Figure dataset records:
= = = = =
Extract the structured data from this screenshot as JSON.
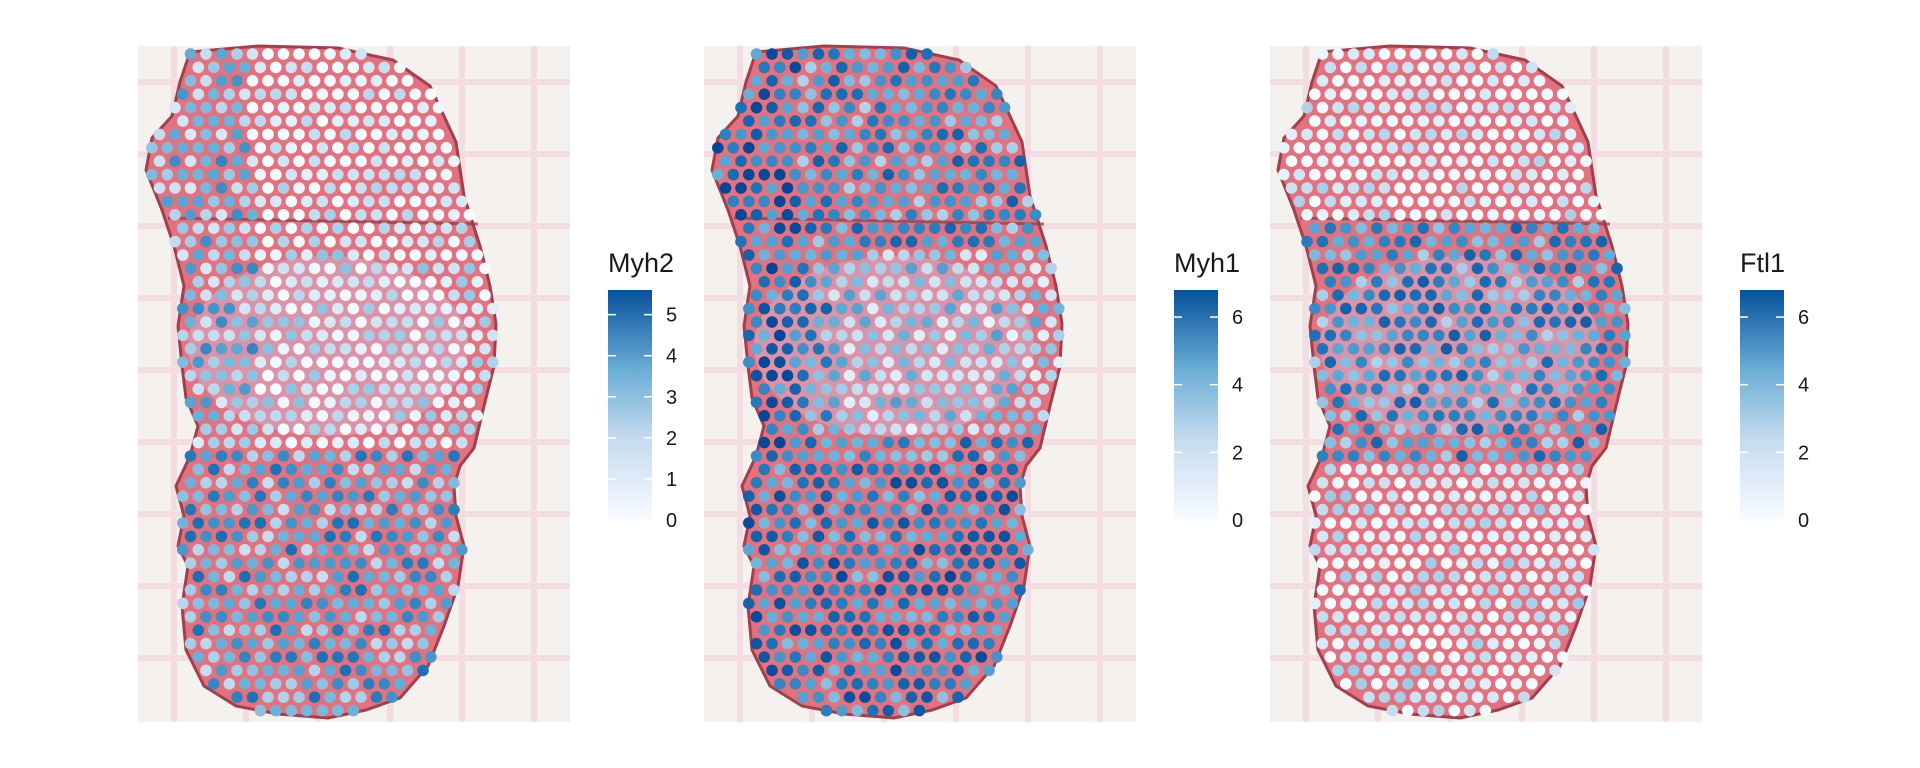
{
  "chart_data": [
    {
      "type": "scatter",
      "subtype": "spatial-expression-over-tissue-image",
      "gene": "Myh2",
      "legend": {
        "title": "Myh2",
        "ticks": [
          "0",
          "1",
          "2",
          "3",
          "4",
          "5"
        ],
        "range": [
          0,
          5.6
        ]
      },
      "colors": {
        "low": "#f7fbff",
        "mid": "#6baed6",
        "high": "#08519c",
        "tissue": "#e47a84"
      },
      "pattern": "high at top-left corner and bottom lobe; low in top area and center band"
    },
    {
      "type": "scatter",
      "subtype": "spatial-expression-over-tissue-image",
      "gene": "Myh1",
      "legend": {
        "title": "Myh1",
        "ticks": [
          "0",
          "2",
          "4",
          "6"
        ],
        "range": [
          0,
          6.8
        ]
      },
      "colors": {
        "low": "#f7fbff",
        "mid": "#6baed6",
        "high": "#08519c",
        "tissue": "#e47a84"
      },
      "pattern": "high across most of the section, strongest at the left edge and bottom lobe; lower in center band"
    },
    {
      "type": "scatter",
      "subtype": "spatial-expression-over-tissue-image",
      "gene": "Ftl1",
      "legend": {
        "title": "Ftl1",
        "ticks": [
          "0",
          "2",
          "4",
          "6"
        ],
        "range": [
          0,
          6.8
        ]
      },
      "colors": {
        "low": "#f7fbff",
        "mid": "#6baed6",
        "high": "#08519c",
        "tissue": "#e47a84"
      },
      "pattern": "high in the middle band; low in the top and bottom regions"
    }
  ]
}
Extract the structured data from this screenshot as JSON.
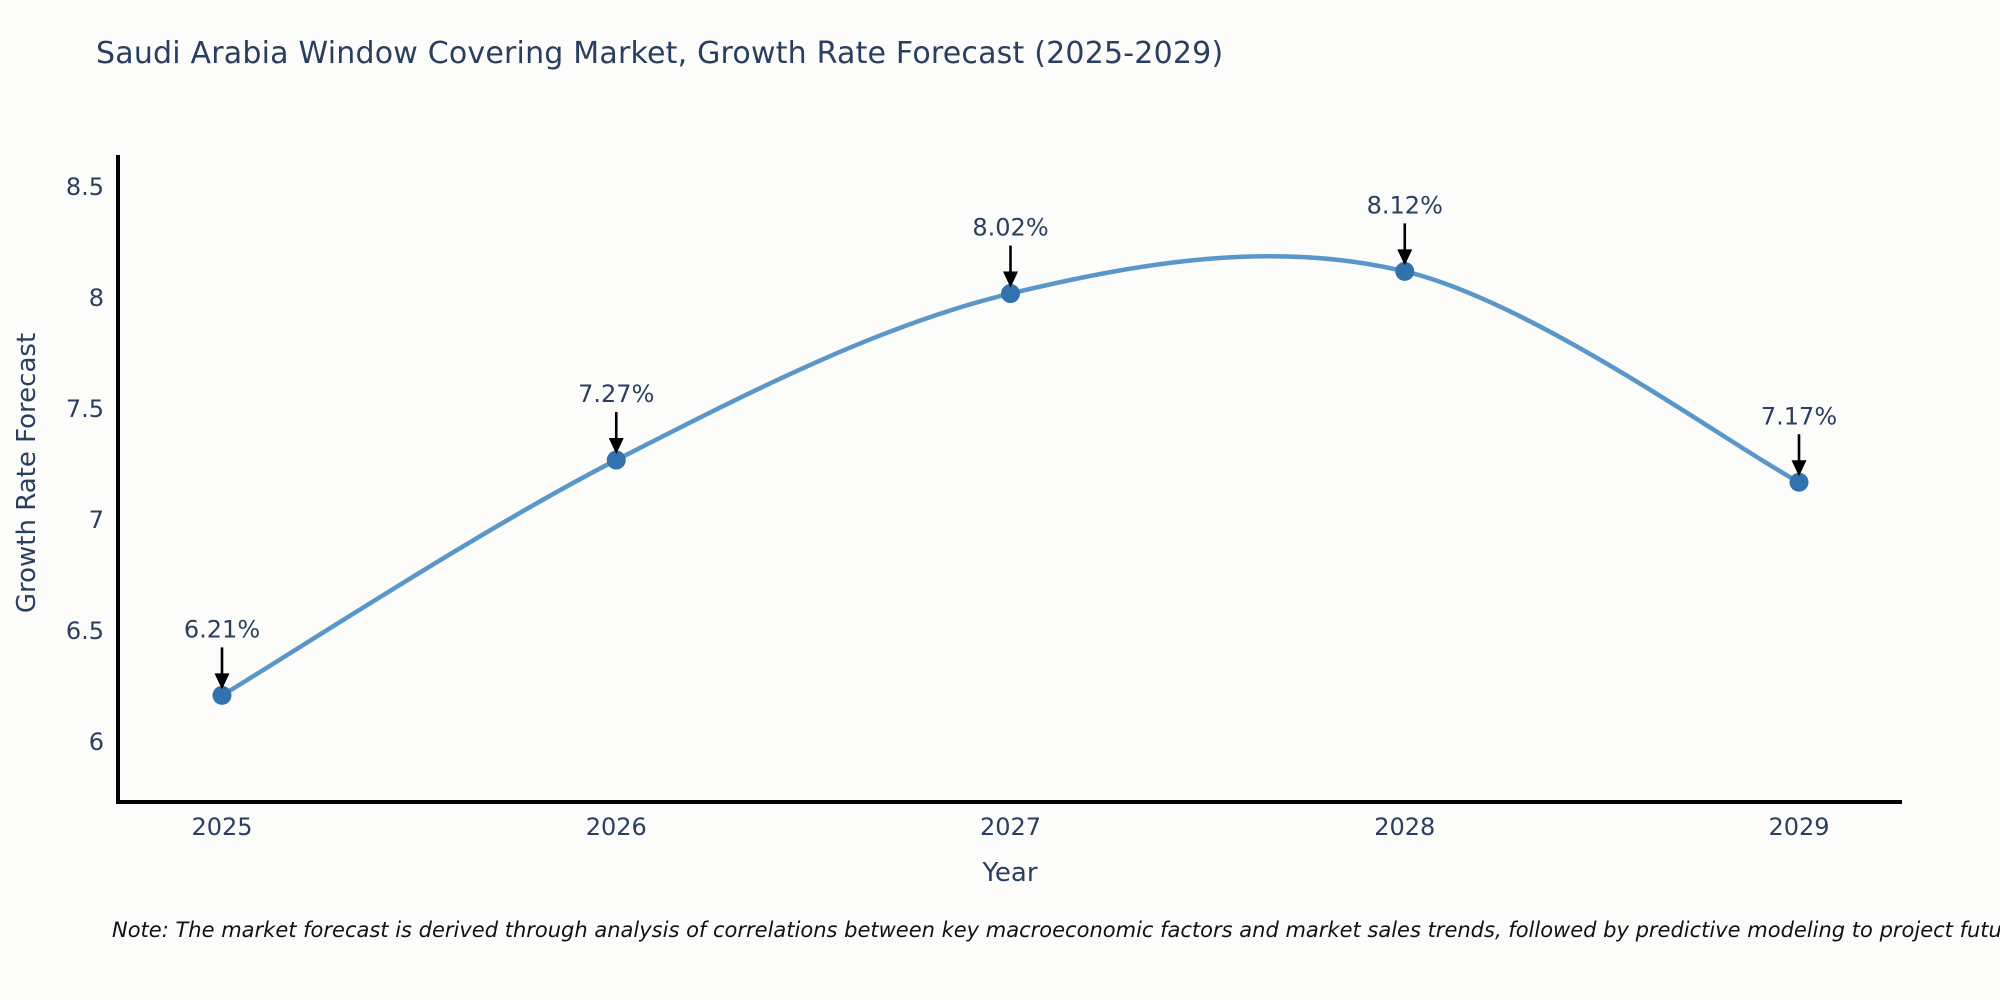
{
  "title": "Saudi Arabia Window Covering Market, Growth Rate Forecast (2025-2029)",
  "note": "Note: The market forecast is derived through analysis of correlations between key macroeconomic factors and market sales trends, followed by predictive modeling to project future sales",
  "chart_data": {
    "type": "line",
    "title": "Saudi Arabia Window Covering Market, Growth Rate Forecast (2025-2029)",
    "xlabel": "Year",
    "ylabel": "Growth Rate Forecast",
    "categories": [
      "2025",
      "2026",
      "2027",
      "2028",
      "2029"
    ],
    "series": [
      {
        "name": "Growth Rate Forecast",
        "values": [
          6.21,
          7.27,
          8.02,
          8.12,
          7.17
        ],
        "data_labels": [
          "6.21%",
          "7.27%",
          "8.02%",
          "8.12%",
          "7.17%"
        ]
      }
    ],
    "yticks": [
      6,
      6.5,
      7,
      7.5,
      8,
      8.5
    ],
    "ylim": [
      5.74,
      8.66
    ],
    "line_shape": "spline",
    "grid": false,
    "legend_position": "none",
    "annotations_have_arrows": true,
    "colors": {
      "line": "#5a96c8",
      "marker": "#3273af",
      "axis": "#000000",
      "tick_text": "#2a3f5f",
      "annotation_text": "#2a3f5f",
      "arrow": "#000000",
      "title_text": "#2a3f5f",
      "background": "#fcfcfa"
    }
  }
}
= = = = =
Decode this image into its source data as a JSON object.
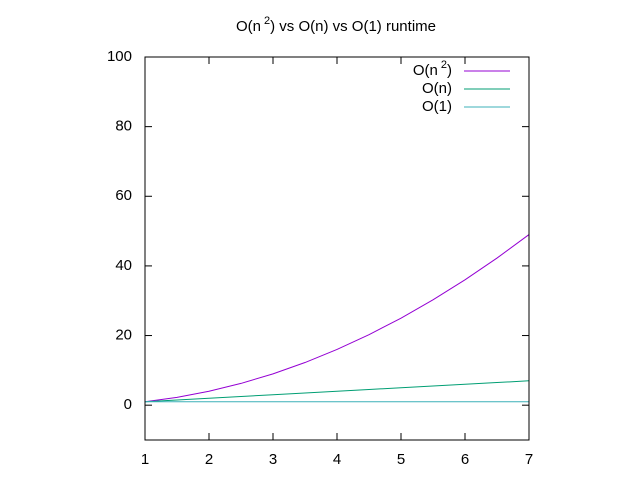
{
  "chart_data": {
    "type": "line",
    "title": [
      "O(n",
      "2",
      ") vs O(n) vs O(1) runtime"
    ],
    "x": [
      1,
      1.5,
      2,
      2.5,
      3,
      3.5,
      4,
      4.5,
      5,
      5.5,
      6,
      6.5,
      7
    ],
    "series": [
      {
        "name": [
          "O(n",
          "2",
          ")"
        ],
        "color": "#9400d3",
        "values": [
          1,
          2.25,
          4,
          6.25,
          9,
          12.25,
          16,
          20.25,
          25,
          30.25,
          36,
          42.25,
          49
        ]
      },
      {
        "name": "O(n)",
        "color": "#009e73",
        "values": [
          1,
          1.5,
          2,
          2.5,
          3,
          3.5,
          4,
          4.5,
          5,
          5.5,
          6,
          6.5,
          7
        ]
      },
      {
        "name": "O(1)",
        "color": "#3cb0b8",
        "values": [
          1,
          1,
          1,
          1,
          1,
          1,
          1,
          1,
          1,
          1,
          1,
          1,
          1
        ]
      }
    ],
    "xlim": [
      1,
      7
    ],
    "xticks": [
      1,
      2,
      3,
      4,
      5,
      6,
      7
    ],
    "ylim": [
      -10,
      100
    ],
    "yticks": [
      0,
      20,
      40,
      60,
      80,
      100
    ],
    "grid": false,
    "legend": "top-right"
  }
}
= = = = =
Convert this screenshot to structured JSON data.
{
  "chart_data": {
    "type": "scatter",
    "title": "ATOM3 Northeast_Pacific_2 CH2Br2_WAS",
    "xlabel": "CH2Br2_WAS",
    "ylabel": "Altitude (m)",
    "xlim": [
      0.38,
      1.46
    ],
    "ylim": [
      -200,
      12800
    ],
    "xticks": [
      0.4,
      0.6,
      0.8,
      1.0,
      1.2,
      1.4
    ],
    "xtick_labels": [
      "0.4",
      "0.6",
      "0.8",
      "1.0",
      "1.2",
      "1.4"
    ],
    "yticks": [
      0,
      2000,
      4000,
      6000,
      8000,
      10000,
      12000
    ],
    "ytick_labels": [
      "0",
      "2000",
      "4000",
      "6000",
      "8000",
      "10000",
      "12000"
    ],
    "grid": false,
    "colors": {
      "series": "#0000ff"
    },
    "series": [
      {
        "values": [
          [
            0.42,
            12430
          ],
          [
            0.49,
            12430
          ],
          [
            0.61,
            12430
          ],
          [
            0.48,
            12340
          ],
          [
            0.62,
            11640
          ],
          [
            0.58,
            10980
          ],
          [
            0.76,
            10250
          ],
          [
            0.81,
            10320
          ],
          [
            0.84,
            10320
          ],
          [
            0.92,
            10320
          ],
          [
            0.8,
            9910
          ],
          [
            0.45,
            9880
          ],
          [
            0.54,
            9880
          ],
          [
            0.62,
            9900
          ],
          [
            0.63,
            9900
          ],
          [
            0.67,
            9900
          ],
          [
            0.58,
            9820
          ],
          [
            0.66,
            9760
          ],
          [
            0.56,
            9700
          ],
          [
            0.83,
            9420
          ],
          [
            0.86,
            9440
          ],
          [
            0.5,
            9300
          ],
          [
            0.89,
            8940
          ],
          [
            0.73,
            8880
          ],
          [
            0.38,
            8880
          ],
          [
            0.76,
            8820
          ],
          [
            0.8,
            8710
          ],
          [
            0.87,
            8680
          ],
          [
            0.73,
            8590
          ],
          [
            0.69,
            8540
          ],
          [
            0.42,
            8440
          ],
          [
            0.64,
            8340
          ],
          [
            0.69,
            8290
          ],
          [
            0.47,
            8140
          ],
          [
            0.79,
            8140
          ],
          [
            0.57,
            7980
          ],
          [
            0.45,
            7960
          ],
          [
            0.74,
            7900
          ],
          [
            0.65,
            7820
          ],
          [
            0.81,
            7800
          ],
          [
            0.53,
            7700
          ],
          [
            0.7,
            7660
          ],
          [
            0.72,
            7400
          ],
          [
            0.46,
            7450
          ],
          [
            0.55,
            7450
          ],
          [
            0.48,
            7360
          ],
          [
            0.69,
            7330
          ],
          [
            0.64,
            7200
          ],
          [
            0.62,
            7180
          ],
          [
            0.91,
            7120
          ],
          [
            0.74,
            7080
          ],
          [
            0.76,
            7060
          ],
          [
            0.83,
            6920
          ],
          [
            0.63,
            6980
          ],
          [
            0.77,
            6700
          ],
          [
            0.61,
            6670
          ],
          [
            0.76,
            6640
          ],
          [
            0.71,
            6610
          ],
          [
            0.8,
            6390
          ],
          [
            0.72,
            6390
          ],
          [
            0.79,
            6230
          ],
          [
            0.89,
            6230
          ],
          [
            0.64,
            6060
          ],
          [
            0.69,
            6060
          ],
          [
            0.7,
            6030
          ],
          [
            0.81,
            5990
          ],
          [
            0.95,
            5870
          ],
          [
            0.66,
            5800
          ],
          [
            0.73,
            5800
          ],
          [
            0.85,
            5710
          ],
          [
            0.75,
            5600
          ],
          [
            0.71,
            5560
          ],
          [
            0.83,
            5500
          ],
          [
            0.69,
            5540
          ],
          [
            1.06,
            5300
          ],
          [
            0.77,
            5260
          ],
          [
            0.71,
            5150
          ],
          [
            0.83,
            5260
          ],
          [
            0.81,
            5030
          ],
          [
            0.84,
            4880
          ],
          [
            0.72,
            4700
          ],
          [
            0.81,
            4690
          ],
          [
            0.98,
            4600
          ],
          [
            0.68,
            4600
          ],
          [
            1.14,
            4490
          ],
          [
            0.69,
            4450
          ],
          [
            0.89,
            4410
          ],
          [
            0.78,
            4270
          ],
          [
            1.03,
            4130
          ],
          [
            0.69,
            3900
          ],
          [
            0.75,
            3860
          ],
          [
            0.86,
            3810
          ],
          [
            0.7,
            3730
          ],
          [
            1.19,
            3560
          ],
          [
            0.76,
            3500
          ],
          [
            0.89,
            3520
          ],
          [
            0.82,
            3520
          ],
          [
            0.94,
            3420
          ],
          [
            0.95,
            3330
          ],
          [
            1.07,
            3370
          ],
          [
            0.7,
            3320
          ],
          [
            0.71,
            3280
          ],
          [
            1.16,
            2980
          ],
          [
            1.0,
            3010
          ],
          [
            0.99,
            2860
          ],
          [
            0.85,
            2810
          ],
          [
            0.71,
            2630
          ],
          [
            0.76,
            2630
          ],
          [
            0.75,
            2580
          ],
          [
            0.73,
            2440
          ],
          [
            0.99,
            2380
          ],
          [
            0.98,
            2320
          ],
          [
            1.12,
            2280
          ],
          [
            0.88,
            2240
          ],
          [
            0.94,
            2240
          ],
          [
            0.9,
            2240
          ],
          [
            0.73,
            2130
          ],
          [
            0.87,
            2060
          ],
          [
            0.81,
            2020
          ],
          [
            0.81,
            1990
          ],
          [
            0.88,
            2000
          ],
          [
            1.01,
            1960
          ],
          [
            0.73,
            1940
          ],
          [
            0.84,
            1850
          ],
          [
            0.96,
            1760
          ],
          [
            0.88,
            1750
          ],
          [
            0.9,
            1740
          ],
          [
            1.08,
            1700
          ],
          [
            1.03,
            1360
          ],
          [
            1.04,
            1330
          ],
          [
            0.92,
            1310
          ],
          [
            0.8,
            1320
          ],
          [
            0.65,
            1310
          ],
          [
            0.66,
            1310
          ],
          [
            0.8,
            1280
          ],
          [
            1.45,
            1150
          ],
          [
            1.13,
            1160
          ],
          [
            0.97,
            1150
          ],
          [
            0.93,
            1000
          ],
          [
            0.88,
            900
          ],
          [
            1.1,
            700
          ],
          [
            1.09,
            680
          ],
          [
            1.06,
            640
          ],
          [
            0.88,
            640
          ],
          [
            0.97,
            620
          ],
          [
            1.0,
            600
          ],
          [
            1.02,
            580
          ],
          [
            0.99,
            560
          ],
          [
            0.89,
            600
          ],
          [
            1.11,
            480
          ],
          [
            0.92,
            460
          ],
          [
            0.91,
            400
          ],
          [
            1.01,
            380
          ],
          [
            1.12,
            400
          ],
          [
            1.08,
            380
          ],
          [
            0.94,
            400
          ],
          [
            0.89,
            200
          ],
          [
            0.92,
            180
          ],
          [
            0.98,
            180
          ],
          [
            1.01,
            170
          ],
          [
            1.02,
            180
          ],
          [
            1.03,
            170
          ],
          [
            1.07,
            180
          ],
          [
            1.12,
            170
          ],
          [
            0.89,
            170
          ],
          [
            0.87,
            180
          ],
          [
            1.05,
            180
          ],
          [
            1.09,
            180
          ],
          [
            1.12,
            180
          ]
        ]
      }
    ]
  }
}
= = = = =
*What the task asks*
Search the records above for the string "Arabia". Copy every line that contains it.

*Task output*
  "title": "Saudi Arabia Window Covering Market, Growth Rate Forecast (2025-2029)",
    "title": "Saudi Arabia Window Covering Market, Growth Rate Forecast (2025-2029)",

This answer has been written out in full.